Goal: Quote every line of the material beneath this one.

————

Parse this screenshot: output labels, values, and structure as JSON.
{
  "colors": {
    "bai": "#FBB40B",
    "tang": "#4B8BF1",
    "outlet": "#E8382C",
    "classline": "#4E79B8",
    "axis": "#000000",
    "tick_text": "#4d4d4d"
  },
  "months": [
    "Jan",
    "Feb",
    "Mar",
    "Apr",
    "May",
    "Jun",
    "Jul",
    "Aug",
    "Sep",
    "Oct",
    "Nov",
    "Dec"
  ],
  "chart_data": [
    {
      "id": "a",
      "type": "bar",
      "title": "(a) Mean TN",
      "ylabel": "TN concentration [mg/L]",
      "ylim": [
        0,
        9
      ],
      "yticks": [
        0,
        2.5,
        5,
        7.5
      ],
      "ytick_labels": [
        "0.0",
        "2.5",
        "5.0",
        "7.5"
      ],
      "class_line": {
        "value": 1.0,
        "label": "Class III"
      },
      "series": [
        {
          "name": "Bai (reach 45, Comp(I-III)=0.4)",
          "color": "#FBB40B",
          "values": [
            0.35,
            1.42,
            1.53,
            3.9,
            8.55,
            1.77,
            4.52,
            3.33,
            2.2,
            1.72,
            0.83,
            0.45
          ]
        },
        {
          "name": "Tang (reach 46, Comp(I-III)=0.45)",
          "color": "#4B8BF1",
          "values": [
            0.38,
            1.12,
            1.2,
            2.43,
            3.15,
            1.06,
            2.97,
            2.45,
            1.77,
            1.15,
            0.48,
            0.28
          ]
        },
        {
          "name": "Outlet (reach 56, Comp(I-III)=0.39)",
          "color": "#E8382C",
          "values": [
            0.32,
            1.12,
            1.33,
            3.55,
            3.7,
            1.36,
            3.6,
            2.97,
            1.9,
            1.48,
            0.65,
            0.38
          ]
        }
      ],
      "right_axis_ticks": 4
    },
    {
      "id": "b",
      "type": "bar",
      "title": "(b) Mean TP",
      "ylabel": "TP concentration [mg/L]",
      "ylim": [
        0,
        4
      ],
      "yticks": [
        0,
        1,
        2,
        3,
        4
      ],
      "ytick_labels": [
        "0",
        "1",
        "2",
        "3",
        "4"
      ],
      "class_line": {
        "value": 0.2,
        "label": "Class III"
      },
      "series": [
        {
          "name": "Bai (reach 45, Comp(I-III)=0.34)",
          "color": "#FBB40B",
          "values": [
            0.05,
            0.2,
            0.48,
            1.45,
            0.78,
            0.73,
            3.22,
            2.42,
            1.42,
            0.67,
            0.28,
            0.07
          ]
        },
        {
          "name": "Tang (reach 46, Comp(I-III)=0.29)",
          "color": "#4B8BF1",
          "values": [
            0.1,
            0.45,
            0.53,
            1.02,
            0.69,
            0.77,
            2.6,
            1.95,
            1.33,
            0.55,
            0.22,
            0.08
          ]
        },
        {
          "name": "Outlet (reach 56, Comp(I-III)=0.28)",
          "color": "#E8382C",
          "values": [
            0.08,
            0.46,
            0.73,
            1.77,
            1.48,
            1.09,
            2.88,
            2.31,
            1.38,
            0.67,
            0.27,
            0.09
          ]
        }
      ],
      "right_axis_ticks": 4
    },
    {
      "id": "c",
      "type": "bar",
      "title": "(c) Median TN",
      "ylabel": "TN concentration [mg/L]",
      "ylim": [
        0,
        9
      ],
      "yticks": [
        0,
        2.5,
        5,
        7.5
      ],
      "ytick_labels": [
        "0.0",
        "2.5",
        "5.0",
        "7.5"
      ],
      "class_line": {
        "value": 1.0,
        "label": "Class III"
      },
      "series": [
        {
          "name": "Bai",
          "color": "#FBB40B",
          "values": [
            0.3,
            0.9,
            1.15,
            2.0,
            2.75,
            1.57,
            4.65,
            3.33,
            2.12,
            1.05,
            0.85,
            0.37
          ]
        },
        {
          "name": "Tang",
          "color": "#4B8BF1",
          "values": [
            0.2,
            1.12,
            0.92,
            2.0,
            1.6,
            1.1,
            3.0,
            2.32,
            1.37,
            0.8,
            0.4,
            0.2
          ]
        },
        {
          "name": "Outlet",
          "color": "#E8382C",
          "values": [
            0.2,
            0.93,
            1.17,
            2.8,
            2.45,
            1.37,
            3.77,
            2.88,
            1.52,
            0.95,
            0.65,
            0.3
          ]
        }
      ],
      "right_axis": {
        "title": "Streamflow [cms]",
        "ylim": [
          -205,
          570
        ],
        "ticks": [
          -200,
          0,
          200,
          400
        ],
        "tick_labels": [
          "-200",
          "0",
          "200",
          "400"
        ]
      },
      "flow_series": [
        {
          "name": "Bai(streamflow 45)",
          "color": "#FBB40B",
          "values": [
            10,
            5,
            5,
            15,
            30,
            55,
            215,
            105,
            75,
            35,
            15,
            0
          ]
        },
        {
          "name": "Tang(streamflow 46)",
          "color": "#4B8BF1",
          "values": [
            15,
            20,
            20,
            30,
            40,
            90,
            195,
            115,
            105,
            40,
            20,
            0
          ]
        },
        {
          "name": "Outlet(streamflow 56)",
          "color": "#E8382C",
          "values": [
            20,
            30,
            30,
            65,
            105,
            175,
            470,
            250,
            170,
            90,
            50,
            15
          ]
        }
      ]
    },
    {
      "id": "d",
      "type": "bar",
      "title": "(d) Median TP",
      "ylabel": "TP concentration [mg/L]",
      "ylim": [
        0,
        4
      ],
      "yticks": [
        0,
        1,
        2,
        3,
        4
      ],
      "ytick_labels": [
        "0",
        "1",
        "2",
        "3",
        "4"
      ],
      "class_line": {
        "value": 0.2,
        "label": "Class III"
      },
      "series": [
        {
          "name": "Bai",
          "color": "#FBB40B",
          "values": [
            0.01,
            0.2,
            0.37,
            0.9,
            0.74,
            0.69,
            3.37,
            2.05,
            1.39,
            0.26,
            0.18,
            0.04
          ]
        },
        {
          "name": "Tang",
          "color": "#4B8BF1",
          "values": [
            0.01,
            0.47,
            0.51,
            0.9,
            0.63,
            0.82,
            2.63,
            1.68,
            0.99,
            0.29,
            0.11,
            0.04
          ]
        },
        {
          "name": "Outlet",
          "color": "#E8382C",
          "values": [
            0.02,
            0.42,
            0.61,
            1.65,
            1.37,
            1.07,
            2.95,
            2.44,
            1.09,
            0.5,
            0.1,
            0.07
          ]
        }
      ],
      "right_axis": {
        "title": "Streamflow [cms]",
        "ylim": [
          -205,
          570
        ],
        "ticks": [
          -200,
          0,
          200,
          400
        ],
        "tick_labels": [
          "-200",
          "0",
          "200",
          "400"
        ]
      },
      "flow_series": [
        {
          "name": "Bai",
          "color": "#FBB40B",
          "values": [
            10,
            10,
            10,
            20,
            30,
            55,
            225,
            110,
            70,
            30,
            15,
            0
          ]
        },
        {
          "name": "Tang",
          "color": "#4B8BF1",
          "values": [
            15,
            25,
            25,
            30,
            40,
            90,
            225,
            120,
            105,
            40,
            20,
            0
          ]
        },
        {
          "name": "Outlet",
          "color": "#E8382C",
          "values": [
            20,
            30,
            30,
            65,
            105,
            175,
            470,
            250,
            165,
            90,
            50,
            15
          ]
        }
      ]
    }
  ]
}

————

Complete answer:
Parse this screenshot: output labels, values, and structure as JSON.
{
  "colors": {
    "bai": "#FBB40B",
    "tang": "#4B8BF1",
    "outlet": "#E8382C",
    "classline": "#4E79B8",
    "axis": "#000000",
    "tick_text": "#4d4d4d"
  },
  "months": [
    "Jan",
    "Feb",
    "Mar",
    "Apr",
    "May",
    "Jun",
    "Jul",
    "Aug",
    "Sep",
    "Oct",
    "Nov",
    "Dec"
  ],
  "chart_data": [
    {
      "id": "a",
      "type": "bar",
      "title": "(a) Mean TN",
      "ylabel": "TN concentration [mg/L]",
      "ylim": [
        0,
        9
      ],
      "yticks": [
        0,
        2.5,
        5,
        7.5
      ],
      "ytick_labels": [
        "0.0",
        "2.5",
        "5.0",
        "7.5"
      ],
      "class_line": {
        "value": 1.0,
        "label": "Class III"
      },
      "series": [
        {
          "name": "Bai (reach 45, Comp(I-III)=0.4)",
          "color": "#FBB40B",
          "values": [
            0.35,
            1.42,
            1.53,
            3.9,
            8.55,
            1.77,
            4.52,
            3.33,
            2.2,
            1.72,
            0.83,
            0.45
          ]
        },
        {
          "name": "Tang (reach 46, Comp(I-III)=0.45)",
          "color": "#4B8BF1",
          "values": [
            0.38,
            1.12,
            1.2,
            2.43,
            3.15,
            1.06,
            2.97,
            2.45,
            1.77,
            1.15,
            0.48,
            0.28
          ]
        },
        {
          "name": "Outlet (reach 56, Comp(I-III)=0.39)",
          "color": "#E8382C",
          "values": [
            0.32,
            1.12,
            1.33,
            3.55,
            3.7,
            1.36,
            3.6,
            2.97,
            1.9,
            1.48,
            0.65,
            0.38
          ]
        }
      ],
      "right_axis_ticks": 4
    },
    {
      "id": "b",
      "type": "bar",
      "title": "(b) Mean TP",
      "ylabel": "TP concentration [mg/L]",
      "ylim": [
        0,
        4
      ],
      "yticks": [
        0,
        1,
        2,
        3,
        4
      ],
      "ytick_labels": [
        "0",
        "1",
        "2",
        "3",
        "4"
      ],
      "class_line": {
        "value": 0.2,
        "label": "Class III"
      },
      "series": [
        {
          "name": "Bai (reach 45, Comp(I-III)=0.34)",
          "color": "#FBB40B",
          "values": [
            0.05,
            0.2,
            0.48,
            1.45,
            0.78,
            0.73,
            3.22,
            2.42,
            1.42,
            0.67,
            0.28,
            0.07
          ]
        },
        {
          "name": "Tang (reach 46, Comp(I-III)=0.29)",
          "color": "#4B8BF1",
          "values": [
            0.1,
            0.45,
            0.53,
            1.02,
            0.69,
            0.77,
            2.6,
            1.95,
            1.33,
            0.55,
            0.22,
            0.08
          ]
        },
        {
          "name": "Outlet (reach 56, Comp(I-III)=0.28)",
          "color": "#E8382C",
          "values": [
            0.08,
            0.46,
            0.73,
            1.77,
            1.48,
            1.09,
            2.88,
            2.31,
            1.38,
            0.67,
            0.27,
            0.09
          ]
        }
      ],
      "right_axis_ticks": 4
    },
    {
      "id": "c",
      "type": "bar",
      "title": "(c) Median TN",
      "ylabel": "TN concentration [mg/L]",
      "ylim": [
        0,
        9
      ],
      "yticks": [
        0,
        2.5,
        5,
        7.5
      ],
      "ytick_labels": [
        "0.0",
        "2.5",
        "5.0",
        "7.5"
      ],
      "class_line": {
        "value": 1.0,
        "label": "Class III"
      },
      "series": [
        {
          "name": "Bai",
          "color": "#FBB40B",
          "values": [
            0.3,
            0.9,
            1.15,
            2.0,
            2.75,
            1.57,
            4.65,
            3.33,
            2.12,
            1.05,
            0.85,
            0.37
          ]
        },
        {
          "name": "Tang",
          "color": "#4B8BF1",
          "values": [
            0.2,
            1.12,
            0.92,
            2.0,
            1.6,
            1.1,
            3.0,
            2.32,
            1.37,
            0.8,
            0.4,
            0.2
          ]
        },
        {
          "name": "Outlet",
          "color": "#E8382C",
          "values": [
            0.2,
            0.93,
            1.17,
            2.8,
            2.45,
            1.37,
            3.77,
            2.88,
            1.52,
            0.95,
            0.65,
            0.3
          ]
        }
      ],
      "right_axis": {
        "title": "Streamflow [cms]",
        "ylim": [
          -205,
          570
        ],
        "ticks": [
          -200,
          0,
          200,
          400
        ],
        "tick_labels": [
          "-200",
          "0",
          "200",
          "400"
        ]
      },
      "flow_series": [
        {
          "name": "Bai(streamflow 45)",
          "color": "#FBB40B",
          "values": [
            10,
            5,
            5,
            15,
            30,
            55,
            215,
            105,
            75,
            35,
            15,
            0
          ]
        },
        {
          "name": "Tang(streamflow 46)",
          "color": "#4B8BF1",
          "values": [
            15,
            20,
            20,
            30,
            40,
            90,
            195,
            115,
            105,
            40,
            20,
            0
          ]
        },
        {
          "name": "Outlet(streamflow 56)",
          "color": "#E8382C",
          "values": [
            20,
            30,
            30,
            65,
            105,
            175,
            470,
            250,
            170,
            90,
            50,
            15
          ]
        }
      ]
    },
    {
      "id": "d",
      "type": "bar",
      "title": "(d) Median TP",
      "ylabel": "TP concentration [mg/L]",
      "ylim": [
        0,
        4
      ],
      "yticks": [
        0,
        1,
        2,
        3,
        4
      ],
      "ytick_labels": [
        "0",
        "1",
        "2",
        "3",
        "4"
      ],
      "class_line": {
        "value": 0.2,
        "label": "Class III"
      },
      "series": [
        {
          "name": "Bai",
          "color": "#FBB40B",
          "values": [
            0.01,
            0.2,
            0.37,
            0.9,
            0.74,
            0.69,
            3.37,
            2.05,
            1.39,
            0.26,
            0.18,
            0.04
          ]
        },
        {
          "name": "Tang",
          "color": "#4B8BF1",
          "values": [
            0.01,
            0.47,
            0.51,
            0.9,
            0.63,
            0.82,
            2.63,
            1.68,
            0.99,
            0.29,
            0.11,
            0.04
          ]
        },
        {
          "name": "Outlet",
          "color": "#E8382C",
          "values": [
            0.02,
            0.42,
            0.61,
            1.65,
            1.37,
            1.07,
            2.95,
            2.44,
            1.09,
            0.5,
            0.1,
            0.07
          ]
        }
      ],
      "right_axis": {
        "title": "Streamflow [cms]",
        "ylim": [
          -205,
          570
        ],
        "ticks": [
          -200,
          0,
          200,
          400
        ],
        "tick_labels": [
          "-200",
          "0",
          "200",
          "400"
        ]
      },
      "flow_series": [
        {
          "name": "Bai",
          "color": "#FBB40B",
          "values": [
            10,
            10,
            10,
            20,
            30,
            55,
            225,
            110,
            70,
            30,
            15,
            0
          ]
        },
        {
          "name": "Tang",
          "color": "#4B8BF1",
          "values": [
            15,
            25,
            25,
            30,
            40,
            90,
            225,
            120,
            105,
            40,
            20,
            0
          ]
        },
        {
          "name": "Outlet",
          "color": "#E8382C",
          "values": [
            20,
            30,
            30,
            65,
            105,
            175,
            470,
            250,
            165,
            90,
            50,
            15
          ]
        }
      ]
    }
  ]
}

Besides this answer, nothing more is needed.